-- START --
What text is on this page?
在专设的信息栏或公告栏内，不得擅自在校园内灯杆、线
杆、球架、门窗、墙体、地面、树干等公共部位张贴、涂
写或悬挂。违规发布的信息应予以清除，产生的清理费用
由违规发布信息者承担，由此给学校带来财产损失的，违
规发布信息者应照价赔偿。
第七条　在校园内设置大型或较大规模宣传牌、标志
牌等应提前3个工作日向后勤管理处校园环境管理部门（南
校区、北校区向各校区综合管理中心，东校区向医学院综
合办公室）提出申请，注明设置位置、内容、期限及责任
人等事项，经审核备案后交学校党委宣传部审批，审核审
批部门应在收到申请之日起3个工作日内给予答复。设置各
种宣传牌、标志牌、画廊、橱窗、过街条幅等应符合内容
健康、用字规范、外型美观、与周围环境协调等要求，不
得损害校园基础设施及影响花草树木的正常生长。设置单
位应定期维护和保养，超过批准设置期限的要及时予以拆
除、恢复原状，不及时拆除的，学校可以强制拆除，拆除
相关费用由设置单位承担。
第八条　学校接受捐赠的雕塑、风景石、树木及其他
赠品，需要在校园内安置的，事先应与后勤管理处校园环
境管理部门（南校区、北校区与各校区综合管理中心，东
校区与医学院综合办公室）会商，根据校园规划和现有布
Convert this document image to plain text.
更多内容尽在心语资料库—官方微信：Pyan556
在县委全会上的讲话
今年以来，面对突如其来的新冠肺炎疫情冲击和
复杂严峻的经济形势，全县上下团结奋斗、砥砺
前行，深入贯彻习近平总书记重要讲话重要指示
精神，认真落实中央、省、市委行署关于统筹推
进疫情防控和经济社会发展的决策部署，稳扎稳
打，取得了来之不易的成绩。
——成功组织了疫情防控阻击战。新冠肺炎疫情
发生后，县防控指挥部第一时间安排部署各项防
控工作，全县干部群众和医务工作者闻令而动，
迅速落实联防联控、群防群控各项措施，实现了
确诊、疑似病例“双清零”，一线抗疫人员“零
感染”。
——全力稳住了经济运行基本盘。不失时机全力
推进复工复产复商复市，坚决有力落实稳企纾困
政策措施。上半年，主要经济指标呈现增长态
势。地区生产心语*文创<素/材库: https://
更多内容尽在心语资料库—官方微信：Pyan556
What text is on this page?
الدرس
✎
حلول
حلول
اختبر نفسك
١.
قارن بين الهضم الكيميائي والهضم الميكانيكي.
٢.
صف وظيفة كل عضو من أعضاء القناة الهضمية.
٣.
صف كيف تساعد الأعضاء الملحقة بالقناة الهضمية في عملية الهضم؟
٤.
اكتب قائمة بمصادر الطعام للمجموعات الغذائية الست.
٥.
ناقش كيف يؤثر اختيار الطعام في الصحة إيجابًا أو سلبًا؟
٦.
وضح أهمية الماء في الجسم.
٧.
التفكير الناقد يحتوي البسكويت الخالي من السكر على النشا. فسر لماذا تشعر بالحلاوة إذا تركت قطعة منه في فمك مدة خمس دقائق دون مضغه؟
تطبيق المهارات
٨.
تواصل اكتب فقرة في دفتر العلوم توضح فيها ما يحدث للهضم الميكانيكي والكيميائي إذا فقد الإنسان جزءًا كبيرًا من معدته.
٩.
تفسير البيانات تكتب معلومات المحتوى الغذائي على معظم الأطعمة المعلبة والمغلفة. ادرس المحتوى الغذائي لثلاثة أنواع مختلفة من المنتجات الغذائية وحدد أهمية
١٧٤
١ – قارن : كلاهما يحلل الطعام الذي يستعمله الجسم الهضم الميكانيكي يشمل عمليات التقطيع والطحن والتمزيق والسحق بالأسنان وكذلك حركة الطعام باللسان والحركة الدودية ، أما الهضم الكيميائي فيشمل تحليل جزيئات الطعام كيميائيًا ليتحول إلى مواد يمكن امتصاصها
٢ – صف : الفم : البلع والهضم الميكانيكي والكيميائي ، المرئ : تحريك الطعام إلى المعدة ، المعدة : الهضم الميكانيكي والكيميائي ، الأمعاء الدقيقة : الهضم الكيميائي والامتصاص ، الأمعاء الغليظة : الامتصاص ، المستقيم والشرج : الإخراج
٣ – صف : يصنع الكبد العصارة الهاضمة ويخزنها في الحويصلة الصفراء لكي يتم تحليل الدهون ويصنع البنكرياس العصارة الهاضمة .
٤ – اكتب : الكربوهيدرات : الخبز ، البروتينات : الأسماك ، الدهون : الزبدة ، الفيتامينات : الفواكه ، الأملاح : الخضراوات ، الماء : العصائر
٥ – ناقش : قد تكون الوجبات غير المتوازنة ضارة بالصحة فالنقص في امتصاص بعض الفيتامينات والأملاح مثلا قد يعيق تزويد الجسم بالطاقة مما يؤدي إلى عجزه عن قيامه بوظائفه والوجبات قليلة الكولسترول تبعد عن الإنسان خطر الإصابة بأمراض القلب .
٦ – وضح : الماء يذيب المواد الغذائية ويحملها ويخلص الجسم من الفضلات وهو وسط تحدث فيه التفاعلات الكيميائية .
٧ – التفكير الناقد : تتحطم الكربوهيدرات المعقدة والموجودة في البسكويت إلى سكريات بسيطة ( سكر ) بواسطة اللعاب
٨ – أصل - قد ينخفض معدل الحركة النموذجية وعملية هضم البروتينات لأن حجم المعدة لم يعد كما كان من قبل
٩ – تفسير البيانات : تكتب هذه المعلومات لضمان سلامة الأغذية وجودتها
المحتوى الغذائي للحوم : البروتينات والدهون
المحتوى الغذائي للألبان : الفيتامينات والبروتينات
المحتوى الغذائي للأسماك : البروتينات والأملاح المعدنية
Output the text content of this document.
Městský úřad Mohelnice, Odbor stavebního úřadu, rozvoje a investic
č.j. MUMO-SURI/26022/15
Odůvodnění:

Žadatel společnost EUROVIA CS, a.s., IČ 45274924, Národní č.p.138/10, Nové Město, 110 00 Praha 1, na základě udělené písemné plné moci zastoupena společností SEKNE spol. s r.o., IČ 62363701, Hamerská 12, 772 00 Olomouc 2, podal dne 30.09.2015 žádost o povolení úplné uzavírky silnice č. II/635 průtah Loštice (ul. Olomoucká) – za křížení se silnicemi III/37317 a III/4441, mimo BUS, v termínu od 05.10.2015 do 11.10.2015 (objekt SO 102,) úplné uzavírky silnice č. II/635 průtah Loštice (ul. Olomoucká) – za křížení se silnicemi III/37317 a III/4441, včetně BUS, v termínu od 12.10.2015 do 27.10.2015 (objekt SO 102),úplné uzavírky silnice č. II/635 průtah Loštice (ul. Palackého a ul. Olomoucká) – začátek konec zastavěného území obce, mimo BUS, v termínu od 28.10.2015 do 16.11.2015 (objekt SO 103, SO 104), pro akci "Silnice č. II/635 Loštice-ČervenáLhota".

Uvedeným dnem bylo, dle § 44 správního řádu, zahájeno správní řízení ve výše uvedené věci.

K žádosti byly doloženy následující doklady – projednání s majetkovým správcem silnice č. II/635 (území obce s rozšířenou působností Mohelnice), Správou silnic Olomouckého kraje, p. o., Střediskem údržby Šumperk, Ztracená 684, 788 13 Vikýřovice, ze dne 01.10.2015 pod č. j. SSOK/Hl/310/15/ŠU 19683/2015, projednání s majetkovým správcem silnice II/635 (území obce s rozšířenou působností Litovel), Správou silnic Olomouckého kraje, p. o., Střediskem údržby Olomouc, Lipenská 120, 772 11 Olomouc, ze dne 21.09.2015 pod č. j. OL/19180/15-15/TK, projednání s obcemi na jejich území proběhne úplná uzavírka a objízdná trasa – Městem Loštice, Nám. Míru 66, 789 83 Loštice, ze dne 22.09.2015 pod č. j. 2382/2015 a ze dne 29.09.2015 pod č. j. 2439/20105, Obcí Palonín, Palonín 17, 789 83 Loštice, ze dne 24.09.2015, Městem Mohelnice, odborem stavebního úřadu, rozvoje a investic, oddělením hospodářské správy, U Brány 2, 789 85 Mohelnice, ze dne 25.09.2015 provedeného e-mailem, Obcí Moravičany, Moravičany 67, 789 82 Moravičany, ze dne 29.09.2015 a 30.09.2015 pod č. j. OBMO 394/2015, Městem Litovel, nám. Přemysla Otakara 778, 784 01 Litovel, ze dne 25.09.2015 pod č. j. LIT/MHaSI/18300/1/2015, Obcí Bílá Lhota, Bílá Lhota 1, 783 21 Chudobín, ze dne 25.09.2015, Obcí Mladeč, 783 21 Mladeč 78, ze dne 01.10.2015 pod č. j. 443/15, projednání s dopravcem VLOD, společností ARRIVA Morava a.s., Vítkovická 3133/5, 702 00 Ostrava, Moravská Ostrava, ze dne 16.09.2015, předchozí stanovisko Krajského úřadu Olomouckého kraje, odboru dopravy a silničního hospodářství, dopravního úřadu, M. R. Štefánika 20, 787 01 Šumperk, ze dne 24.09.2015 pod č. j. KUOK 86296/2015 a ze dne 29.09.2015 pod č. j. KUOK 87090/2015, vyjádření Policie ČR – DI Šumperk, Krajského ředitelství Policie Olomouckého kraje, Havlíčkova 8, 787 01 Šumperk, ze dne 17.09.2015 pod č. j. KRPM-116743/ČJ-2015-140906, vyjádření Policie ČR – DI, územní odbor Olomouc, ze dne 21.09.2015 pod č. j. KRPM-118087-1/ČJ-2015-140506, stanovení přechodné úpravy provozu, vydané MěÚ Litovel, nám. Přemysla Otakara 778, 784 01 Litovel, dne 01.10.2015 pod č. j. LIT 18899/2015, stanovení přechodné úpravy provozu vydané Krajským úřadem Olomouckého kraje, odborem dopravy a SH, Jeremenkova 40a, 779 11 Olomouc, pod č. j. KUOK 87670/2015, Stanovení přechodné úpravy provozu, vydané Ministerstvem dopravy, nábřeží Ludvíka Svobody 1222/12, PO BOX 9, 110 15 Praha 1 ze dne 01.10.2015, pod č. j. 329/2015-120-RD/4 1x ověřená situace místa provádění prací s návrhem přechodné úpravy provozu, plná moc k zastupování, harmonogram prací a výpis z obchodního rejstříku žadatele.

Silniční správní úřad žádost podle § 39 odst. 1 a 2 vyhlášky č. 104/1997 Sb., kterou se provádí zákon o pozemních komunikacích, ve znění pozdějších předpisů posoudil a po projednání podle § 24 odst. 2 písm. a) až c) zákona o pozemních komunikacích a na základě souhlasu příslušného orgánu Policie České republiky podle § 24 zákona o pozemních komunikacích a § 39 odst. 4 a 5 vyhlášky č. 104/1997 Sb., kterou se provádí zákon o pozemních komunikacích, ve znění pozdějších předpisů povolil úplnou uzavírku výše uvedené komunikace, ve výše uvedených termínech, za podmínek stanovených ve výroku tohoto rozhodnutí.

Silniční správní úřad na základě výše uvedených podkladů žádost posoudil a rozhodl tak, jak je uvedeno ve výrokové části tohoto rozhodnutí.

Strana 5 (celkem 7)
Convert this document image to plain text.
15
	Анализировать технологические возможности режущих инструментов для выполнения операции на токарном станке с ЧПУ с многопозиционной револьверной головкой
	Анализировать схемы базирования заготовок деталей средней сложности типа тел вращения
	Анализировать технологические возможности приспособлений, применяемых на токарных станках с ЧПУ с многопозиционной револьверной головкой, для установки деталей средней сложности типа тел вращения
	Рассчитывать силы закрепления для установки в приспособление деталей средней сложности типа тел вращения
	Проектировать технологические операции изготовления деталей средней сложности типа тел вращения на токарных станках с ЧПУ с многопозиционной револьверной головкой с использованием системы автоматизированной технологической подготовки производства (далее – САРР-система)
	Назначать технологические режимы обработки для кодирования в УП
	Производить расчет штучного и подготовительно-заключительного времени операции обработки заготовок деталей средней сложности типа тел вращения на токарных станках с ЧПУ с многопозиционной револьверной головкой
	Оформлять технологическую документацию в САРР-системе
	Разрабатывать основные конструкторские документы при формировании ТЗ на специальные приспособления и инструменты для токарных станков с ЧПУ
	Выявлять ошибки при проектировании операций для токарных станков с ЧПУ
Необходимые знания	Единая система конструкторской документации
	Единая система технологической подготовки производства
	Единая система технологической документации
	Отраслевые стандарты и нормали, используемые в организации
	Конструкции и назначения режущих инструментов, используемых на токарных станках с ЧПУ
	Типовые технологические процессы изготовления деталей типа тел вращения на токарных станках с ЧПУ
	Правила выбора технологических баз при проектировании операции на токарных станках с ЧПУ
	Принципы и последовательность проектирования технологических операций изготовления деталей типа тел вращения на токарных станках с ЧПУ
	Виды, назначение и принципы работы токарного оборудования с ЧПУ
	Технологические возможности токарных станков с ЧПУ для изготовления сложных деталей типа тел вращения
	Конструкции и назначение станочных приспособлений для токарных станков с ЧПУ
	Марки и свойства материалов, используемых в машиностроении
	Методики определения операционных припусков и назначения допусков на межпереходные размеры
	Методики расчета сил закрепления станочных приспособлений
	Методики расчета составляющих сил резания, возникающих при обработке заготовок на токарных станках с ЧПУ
-- END --
[Aim of the task]
Of the lines in the records, determine how many contain the word "изготовления", and report that number alone.

[Exercise result]
4